Dataset records:

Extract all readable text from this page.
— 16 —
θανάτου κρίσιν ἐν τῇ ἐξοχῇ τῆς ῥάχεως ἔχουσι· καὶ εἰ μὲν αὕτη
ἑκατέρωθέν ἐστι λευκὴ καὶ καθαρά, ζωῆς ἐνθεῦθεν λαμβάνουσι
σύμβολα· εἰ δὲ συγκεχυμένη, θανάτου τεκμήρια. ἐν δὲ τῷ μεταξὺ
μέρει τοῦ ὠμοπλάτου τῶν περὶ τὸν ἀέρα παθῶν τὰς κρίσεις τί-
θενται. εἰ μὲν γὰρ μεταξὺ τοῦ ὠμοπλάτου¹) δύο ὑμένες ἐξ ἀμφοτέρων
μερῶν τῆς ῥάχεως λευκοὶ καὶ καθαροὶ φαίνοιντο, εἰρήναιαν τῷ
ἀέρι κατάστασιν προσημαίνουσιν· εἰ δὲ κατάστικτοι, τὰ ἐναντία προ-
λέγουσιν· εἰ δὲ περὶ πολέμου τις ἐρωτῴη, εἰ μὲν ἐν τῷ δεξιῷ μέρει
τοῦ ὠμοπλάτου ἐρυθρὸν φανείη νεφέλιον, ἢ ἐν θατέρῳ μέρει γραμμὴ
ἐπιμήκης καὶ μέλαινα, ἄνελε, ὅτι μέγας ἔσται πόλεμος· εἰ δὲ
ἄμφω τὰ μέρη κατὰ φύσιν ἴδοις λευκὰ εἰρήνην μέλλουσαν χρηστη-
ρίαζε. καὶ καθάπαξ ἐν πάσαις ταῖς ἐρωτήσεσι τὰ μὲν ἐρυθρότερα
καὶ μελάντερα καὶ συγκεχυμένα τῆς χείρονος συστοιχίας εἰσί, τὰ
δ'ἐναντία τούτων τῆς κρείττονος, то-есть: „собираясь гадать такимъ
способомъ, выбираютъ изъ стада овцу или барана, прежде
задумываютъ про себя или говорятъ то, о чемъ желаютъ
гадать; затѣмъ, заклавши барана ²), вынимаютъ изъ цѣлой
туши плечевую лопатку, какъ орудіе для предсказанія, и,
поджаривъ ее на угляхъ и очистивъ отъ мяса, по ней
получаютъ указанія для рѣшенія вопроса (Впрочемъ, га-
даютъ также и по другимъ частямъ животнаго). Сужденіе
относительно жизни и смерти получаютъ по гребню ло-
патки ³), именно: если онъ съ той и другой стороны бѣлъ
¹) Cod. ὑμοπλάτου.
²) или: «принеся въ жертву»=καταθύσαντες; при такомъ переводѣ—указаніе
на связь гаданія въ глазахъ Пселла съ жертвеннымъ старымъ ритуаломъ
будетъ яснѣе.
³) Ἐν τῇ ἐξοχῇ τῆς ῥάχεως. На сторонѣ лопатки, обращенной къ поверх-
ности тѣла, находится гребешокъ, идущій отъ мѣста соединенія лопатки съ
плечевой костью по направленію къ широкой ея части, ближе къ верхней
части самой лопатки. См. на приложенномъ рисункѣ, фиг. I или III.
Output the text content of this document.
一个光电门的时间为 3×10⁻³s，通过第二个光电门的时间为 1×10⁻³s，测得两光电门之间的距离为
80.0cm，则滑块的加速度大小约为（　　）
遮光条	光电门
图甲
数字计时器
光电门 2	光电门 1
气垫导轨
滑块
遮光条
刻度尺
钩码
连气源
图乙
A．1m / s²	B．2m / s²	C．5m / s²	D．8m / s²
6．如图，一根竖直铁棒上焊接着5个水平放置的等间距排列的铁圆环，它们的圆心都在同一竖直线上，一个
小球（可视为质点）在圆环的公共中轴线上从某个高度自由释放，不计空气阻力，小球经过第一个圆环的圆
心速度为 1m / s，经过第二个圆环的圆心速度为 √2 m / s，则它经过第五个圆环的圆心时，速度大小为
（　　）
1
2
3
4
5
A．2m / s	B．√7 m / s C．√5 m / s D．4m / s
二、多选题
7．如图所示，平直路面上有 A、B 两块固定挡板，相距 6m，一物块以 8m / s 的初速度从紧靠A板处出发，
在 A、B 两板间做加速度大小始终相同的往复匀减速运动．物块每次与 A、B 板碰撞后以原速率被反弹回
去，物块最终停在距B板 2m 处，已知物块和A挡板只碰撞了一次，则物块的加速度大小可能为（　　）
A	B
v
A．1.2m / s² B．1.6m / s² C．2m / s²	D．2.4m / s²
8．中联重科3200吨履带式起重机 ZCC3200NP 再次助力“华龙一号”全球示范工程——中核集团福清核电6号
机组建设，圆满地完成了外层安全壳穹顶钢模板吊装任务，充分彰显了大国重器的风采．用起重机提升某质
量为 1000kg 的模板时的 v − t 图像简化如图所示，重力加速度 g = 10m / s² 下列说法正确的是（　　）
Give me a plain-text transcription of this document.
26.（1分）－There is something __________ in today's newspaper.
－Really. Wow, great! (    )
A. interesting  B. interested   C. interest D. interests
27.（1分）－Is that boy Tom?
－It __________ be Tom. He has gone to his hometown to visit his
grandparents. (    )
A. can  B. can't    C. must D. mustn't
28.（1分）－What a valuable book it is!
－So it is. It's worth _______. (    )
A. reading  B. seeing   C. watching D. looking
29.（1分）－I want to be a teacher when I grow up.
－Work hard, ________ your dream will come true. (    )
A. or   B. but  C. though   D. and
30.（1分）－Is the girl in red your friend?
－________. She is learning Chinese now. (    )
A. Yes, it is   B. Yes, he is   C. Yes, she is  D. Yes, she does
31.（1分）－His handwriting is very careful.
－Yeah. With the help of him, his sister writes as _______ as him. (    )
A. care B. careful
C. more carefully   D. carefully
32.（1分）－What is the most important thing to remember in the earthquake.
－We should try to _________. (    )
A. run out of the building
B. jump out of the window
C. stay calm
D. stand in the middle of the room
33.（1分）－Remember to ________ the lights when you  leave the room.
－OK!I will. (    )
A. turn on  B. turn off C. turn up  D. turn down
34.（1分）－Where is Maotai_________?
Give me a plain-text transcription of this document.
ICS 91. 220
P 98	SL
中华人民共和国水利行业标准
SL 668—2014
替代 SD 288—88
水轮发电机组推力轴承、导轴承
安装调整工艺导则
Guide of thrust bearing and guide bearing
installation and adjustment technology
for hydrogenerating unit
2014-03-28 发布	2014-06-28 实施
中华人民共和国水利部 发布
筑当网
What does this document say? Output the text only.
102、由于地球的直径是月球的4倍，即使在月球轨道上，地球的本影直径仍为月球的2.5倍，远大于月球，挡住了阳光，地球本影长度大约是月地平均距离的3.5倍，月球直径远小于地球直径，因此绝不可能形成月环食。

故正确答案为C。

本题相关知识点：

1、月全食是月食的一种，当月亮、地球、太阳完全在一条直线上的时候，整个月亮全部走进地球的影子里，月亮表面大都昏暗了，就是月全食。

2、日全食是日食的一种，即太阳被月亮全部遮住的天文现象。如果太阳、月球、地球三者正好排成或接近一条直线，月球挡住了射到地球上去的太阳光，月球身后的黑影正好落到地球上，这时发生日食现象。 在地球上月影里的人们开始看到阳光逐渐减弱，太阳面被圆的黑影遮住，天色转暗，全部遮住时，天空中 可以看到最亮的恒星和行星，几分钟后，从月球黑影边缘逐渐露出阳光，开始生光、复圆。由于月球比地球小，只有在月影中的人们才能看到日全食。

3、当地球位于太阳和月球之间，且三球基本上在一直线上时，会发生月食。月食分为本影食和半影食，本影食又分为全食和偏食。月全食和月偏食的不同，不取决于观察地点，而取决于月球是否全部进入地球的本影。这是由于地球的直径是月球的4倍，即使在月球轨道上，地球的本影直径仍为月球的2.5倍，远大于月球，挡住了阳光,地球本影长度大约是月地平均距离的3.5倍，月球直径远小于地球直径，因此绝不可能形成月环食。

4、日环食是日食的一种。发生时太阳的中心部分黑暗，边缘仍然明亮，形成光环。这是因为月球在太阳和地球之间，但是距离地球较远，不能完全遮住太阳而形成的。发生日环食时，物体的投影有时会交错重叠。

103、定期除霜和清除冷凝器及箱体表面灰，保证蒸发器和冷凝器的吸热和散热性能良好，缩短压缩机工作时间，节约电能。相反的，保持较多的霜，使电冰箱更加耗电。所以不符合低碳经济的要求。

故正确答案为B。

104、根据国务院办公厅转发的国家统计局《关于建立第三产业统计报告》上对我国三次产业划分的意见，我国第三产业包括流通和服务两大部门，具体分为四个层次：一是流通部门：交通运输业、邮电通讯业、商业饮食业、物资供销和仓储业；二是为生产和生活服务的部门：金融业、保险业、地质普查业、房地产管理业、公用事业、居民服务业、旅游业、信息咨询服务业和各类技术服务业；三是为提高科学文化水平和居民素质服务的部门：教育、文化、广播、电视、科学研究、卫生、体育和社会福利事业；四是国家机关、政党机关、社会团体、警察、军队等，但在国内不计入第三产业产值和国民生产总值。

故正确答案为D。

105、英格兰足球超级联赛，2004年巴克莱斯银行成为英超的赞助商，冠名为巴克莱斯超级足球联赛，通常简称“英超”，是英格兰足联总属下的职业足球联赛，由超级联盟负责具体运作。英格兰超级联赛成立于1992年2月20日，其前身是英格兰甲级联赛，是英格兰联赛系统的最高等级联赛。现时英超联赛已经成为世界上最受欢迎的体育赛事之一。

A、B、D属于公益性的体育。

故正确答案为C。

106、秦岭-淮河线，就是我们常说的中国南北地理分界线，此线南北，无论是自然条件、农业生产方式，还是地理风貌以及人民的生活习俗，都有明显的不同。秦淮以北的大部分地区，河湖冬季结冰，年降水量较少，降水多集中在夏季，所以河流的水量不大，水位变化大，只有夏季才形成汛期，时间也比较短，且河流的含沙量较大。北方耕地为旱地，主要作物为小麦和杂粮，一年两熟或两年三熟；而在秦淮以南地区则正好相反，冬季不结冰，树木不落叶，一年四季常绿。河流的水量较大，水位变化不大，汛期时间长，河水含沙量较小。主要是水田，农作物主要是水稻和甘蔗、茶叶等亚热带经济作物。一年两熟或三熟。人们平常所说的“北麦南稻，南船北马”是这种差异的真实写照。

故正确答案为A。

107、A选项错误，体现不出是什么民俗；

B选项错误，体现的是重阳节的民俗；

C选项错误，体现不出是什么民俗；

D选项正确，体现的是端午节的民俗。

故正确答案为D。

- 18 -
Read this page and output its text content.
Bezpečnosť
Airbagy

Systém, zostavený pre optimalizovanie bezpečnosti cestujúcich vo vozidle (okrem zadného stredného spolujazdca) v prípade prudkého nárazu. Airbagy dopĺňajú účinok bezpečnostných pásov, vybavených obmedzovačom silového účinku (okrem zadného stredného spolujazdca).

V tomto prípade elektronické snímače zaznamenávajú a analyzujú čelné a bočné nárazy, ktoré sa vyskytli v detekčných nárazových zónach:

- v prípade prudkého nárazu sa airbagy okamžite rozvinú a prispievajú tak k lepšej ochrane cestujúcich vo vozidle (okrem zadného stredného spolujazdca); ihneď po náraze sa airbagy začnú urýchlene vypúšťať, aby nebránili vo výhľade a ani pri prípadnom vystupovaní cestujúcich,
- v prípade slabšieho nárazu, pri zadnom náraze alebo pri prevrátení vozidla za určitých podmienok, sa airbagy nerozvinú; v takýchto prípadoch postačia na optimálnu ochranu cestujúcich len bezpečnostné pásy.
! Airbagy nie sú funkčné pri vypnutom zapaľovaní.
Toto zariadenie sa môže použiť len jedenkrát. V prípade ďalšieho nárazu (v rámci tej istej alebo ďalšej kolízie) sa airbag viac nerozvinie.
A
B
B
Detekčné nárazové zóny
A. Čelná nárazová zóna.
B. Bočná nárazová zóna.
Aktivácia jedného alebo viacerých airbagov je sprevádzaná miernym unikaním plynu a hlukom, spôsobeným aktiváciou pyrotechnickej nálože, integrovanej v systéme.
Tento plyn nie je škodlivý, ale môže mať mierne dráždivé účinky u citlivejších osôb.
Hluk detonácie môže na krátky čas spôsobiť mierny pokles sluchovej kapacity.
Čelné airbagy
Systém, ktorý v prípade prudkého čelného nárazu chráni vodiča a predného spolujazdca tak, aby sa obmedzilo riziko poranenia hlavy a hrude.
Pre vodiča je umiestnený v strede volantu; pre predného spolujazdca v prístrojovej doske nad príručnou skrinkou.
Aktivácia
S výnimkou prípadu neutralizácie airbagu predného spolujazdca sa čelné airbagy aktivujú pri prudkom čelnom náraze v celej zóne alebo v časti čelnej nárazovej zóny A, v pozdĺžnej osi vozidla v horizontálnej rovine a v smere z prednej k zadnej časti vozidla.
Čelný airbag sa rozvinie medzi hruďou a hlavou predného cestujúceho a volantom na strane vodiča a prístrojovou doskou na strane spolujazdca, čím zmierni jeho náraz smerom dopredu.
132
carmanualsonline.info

What you need to do: Pull out all lines from the listing that contain the string "ἐναντία".

Worked answer:
ἀέρι κατάστασιν προσημαίνουσιν· εἰ δὲ κατάστικτοι, τὰ ἐναντία προ-
δ'ἐναντία τούτων τῆς κρείττονος, то-есть: „собираясь гадать такимъ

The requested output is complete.